> _WHAT IS NEEDED_: Locate every line below that contains the word "color" and copy it.

> _MATERIAL PROVIDED_:
________________
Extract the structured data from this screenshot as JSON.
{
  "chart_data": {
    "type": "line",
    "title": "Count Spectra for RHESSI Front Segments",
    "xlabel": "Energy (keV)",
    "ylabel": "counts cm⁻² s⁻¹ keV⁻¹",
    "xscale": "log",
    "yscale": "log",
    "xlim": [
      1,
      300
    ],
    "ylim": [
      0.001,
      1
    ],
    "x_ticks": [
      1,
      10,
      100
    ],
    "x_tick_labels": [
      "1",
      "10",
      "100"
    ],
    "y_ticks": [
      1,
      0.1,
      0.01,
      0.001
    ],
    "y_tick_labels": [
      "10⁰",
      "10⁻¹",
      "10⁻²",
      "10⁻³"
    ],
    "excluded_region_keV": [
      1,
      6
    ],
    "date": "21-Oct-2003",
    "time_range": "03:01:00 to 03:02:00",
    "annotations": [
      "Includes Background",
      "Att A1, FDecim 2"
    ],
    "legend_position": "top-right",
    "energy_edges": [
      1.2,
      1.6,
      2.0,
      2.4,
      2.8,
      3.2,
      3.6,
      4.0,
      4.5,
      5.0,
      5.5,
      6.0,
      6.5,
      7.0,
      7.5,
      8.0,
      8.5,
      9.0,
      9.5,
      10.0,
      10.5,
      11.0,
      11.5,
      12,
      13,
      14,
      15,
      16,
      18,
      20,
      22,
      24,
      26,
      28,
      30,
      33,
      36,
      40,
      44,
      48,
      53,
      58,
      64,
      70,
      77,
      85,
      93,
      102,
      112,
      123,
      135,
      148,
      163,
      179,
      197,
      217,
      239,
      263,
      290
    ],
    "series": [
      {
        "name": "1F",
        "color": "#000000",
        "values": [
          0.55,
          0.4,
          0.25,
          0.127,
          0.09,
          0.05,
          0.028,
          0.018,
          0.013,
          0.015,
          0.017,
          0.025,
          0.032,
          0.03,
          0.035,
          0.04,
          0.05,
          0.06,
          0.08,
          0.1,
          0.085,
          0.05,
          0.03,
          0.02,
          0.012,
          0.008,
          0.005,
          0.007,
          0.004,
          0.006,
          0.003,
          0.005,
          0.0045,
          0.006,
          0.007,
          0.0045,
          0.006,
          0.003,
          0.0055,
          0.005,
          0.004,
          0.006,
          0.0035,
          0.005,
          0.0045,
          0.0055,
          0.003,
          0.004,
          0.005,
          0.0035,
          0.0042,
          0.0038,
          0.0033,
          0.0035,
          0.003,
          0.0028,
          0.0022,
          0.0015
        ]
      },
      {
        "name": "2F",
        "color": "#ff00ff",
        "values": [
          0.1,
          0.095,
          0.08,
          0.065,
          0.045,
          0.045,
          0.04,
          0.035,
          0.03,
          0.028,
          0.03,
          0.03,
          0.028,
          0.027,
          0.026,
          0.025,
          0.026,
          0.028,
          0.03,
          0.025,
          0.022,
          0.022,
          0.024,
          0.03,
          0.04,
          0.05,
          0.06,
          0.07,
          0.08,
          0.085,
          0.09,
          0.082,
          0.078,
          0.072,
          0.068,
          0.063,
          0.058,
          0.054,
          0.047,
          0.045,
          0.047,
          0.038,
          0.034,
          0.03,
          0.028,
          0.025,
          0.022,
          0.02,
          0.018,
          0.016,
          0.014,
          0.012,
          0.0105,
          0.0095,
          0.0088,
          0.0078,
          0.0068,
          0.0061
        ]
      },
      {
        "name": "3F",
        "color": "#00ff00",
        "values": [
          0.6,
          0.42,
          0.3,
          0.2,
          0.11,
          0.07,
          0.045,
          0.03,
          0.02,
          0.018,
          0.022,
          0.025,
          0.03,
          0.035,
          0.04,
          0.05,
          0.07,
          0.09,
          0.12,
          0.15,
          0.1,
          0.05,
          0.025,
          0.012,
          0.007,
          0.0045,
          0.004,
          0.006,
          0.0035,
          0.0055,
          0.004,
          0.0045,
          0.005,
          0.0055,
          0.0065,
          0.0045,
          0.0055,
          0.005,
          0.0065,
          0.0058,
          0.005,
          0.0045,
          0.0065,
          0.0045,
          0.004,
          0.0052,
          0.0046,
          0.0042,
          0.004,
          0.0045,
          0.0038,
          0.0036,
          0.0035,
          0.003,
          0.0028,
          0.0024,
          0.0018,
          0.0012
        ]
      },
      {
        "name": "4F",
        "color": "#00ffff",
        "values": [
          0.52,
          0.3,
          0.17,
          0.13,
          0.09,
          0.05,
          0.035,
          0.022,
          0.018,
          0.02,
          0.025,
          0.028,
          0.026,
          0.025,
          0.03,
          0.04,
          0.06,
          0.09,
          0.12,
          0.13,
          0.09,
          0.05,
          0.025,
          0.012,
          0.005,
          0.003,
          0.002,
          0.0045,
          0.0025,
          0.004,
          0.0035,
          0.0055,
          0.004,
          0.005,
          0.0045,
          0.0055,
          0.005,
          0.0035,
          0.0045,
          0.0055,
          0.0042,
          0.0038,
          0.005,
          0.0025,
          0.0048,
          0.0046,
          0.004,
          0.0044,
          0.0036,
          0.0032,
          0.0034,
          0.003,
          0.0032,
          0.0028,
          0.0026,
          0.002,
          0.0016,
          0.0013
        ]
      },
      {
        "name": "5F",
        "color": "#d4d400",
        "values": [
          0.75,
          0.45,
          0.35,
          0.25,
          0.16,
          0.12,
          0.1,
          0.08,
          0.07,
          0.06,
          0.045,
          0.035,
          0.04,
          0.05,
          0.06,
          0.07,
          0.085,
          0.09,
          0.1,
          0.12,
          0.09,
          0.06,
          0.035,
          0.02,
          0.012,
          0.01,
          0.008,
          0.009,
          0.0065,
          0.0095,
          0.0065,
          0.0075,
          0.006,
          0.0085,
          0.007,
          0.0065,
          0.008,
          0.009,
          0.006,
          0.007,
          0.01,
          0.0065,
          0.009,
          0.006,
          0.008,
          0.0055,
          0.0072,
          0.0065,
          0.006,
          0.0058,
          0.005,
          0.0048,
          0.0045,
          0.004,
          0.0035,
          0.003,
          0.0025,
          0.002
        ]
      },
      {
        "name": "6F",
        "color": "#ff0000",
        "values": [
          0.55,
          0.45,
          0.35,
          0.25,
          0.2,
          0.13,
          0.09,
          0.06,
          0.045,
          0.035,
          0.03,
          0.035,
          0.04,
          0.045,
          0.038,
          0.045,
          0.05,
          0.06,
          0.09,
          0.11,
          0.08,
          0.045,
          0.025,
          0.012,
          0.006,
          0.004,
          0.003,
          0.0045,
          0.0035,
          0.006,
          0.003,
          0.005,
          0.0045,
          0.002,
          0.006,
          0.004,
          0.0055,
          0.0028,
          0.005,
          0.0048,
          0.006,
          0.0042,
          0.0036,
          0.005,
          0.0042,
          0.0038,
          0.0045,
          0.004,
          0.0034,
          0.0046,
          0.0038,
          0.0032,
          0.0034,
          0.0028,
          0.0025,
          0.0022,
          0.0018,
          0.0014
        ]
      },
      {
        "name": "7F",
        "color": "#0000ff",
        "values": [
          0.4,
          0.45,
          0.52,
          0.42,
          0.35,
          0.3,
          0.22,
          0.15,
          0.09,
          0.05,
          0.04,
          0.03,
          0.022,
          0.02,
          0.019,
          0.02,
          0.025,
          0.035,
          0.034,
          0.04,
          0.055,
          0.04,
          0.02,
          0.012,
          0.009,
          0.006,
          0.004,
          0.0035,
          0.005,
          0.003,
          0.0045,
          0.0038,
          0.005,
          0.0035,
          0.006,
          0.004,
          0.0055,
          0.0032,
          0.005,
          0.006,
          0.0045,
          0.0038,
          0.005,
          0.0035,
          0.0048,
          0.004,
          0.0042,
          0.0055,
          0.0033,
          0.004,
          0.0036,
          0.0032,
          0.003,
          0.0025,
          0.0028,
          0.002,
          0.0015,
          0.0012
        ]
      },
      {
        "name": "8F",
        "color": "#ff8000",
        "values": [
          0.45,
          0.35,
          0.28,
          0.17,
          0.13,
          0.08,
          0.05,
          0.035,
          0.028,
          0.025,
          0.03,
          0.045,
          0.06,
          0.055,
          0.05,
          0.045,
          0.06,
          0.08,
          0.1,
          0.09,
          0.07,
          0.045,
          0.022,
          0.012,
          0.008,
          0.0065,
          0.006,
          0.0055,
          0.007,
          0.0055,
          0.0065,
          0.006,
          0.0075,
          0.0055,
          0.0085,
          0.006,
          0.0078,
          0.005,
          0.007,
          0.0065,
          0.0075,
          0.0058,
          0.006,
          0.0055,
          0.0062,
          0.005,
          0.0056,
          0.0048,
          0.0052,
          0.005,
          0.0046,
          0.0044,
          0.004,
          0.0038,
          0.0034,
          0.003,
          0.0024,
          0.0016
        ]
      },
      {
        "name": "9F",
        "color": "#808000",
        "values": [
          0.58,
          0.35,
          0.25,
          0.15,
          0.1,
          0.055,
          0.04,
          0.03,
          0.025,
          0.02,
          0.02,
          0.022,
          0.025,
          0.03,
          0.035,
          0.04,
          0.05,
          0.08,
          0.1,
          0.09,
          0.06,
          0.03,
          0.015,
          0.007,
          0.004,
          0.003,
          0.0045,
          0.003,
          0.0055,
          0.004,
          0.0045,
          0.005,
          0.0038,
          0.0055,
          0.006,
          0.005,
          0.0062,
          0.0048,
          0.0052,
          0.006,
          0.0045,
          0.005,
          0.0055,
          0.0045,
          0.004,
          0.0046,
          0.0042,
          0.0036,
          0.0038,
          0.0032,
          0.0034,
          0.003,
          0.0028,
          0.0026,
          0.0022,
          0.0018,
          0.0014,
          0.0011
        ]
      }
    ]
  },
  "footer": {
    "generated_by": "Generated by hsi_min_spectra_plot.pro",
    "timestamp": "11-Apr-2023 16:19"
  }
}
________________
> _SOLUTION FOR THIS TASK_:
        "color": "#000000",
        "color": "#ff00ff",
        "color": "#00ff00",
        "color": "#00ffff",
        "color": "#d4d400",
        "color": "#ff0000",
        "color": "#0000ff",
        "color": "#ff8000",
        "color": "#808000",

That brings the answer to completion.